Records to use:
····················

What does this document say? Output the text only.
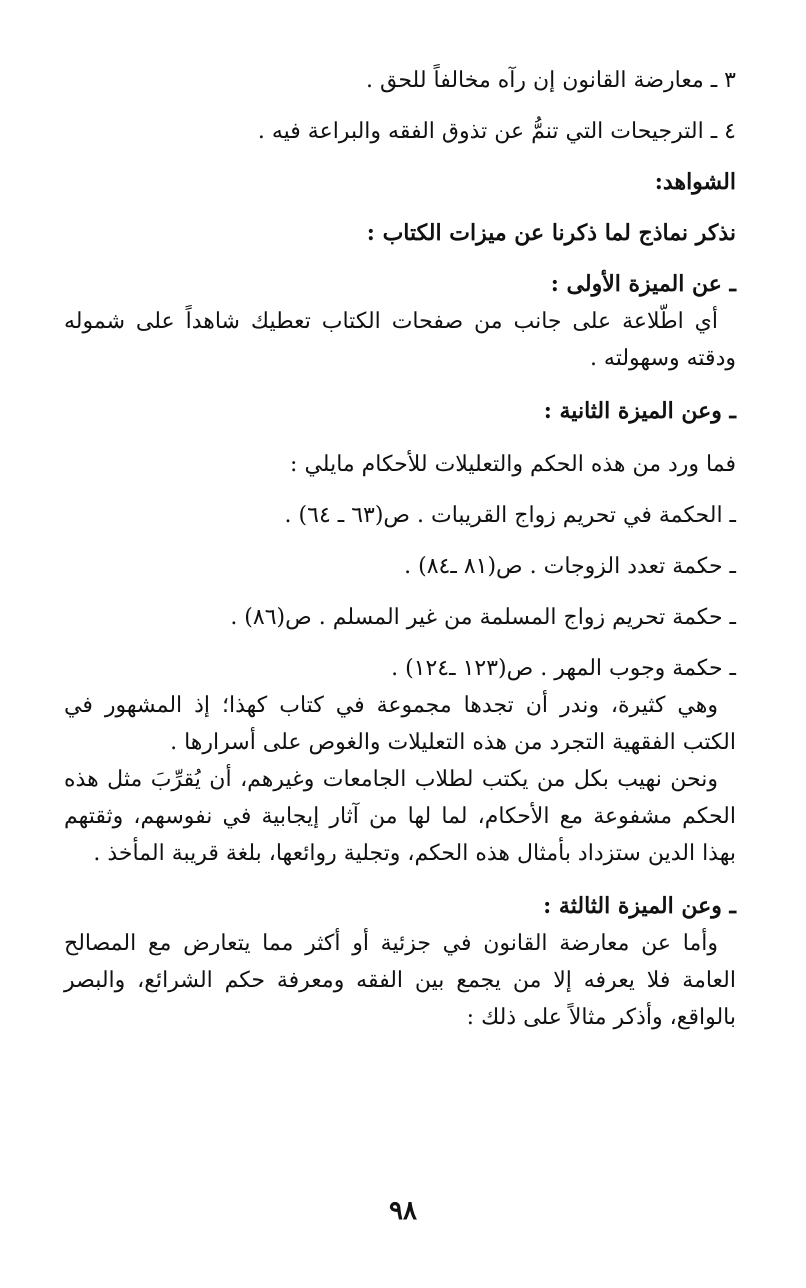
٣ ـ معارضة القانون إن رآه مخالفاً للحق .

٤ ـ الترجيحات التي تنمُّ عن تذوق الفقه والبراعة فيه .

الشواهد:

نذكر نماذج لما ذكرنا عن ميزات الكتاب :

ـ عن الميزة الأولى :

أي اطّلاعة على جانب من صفحات الكتاب تعطيك شاهداً على شموله ودقته وسهولته .

ـ وعن الميزة الثانية :

فما ورد من هذه الحكم والتعليلات للأحكام مايلي :

ـ الحكمة في تحريم زواج القريبات . ص(٦٣ ـ ٦٤) .

ـ حكمة تعدد الزوجات . ص(٨١ ـ٨٤) .

ـ حكمة تحريم زواج المسلمة من غير المسلم . ص(٨٦) .

ـ حكمة وجوب المهر . ص(١٢٣ ـ١٢٤) .

وهي كثيرة، وندر أن تجدها مجموعة في كتاب كهذا؛ إذ المشهور في الكتب الفقهية التجرد من هذه التعليلات والغوص على أسرارها .

ونحن نهيب بكل من يكتب لطلاب الجامعات وغيرهم، أن يُقرِّبَ مثل هذه الحكم مشفوعة مع الأحكام، لما لها من آثار إيجابية في نفوسهم، وثقتهم بهذا الدين ستزداد بأمثال هذه الحكم، وتجلية روائعها، بلغة قريبة المأخذ .

ـ وعن الميزة الثالثة :

وأما عن معارضة القانون في جزئية أو أكثر مما يتعارض مع المصالح العامة فلا يعرفه إلا من يجمع بين الفقه ومعرفة حكم الشرائع، والبصر بالواقع، وأذكر مثالاً على ذلك :

٩٨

····················

Written exercise: Retype each record exactly as it stands, but do not include the pictures.

Correct output:
What does this document say? Output the text only.
٣ ـ معارضة القانون إن رآه مخالفاً للحق .

٤ ـ الترجيحات التي تنمُّ عن تذوق الفقه والبراعة فيه .

الشواهد:

نذكر نماذج لما ذكرنا عن ميزات الكتاب :

ـ عن الميزة الأولى :

أي اطّلاعة على جانب من صفحات الكتاب تعطيك شاهداً على شموله ودقته وسهولته .

ـ وعن الميزة الثانية :

فما ورد من هذه الحكم والتعليلات للأحكام مايلي :

ـ الحكمة في تحريم زواج القريبات . ص(٦٣ ـ ٦٤) .

ـ حكمة تعدد الزوجات . ص(٨١ ـ٨٤) .

ـ حكمة تحريم زواج المسلمة من غير المسلم . ص(٨٦) .

ـ حكمة وجوب المهر . ص(١٢٣ ـ١٢٤) .

وهي كثيرة، وندر أن تجدها مجموعة في كتاب كهذا؛ إذ المشهور في الكتب الفقهية التجرد من هذه التعليلات والغوص على أسرارها .

ونحن نهيب بكل من يكتب لطلاب الجامعات وغيرهم، أن يُقرِّبَ مثل هذه الحكم مشفوعة مع الأحكام، لما لها من آثار إيجابية في نفوسهم، وثقتهم بهذا الدين ستزداد بأمثال هذه الحكم، وتجلية روائعها، بلغة قريبة المأخذ .

ـ وعن الميزة الثالثة :

وأما عن معارضة القانون في جزئية أو أكثر مما يتعارض مع المصالح العامة فلا يعرفه إلا من يجمع بين الفقه ومعرفة حكم الشرائع، والبصر بالواقع، وأذكر مثالاً على ذلك :

٩٨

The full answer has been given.